**Short exercise**
Separate out the lines that hold "BUNKERS".

Saved data entries
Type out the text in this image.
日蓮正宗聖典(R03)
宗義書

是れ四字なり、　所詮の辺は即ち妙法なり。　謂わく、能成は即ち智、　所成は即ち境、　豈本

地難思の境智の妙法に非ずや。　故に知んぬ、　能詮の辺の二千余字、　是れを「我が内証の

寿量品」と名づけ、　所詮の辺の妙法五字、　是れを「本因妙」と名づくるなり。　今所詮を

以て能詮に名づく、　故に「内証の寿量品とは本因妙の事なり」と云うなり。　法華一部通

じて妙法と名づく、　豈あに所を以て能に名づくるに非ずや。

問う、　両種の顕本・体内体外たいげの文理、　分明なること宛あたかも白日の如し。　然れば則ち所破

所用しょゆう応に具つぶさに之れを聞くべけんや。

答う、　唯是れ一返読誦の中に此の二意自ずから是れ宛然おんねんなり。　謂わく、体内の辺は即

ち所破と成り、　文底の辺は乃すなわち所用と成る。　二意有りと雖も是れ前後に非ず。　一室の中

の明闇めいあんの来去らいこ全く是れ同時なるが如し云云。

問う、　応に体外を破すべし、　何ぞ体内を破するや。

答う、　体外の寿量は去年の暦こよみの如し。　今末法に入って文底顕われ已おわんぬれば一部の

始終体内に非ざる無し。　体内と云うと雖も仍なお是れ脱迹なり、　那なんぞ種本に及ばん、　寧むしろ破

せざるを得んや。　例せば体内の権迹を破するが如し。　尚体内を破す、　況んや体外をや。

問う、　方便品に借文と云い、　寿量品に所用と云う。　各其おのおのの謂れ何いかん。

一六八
==
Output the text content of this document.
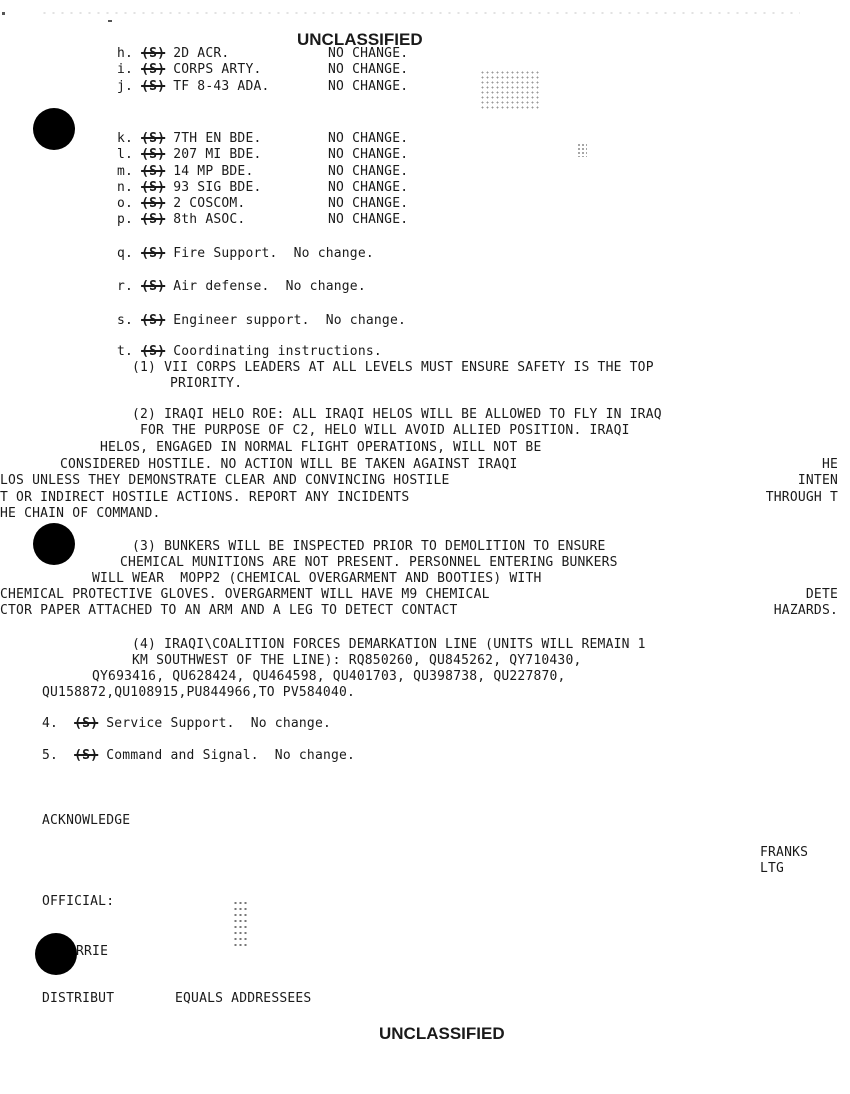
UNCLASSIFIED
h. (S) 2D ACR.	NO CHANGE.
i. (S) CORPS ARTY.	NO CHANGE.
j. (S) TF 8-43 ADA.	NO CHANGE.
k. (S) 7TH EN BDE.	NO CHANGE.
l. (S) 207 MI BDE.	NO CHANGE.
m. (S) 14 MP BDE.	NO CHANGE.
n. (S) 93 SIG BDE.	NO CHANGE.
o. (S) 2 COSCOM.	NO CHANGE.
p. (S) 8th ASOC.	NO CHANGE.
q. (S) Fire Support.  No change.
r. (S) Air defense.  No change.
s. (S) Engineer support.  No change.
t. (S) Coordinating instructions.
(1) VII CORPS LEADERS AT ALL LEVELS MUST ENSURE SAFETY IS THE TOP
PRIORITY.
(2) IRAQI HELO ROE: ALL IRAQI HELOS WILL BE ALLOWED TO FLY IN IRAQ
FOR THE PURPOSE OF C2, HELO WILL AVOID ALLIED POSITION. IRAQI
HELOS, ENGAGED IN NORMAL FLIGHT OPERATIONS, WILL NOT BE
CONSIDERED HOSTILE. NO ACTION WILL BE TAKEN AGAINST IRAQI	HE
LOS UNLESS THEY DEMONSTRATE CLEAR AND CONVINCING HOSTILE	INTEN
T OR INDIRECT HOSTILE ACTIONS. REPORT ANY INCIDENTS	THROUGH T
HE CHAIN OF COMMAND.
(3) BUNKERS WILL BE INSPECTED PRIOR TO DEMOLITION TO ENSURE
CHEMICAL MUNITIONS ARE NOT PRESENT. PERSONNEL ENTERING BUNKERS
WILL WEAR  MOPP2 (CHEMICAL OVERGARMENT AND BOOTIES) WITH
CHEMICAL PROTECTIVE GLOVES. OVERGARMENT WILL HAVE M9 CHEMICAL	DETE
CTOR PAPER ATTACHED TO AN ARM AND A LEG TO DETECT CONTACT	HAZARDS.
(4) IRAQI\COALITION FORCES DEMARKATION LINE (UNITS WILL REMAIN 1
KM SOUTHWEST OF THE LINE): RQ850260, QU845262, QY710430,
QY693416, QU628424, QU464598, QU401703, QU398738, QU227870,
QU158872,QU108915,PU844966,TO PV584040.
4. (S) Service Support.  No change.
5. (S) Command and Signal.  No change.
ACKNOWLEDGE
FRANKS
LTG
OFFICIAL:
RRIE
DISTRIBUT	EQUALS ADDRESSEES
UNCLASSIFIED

**Complete output**
(3) BUNKERS WILL BE INSPECTED PRIOR TO DEMOLITION TO ENSURE
CHEMICAL MUNITIONS ARE NOT PRESENT. PERSONNEL ENTERING BUNKERS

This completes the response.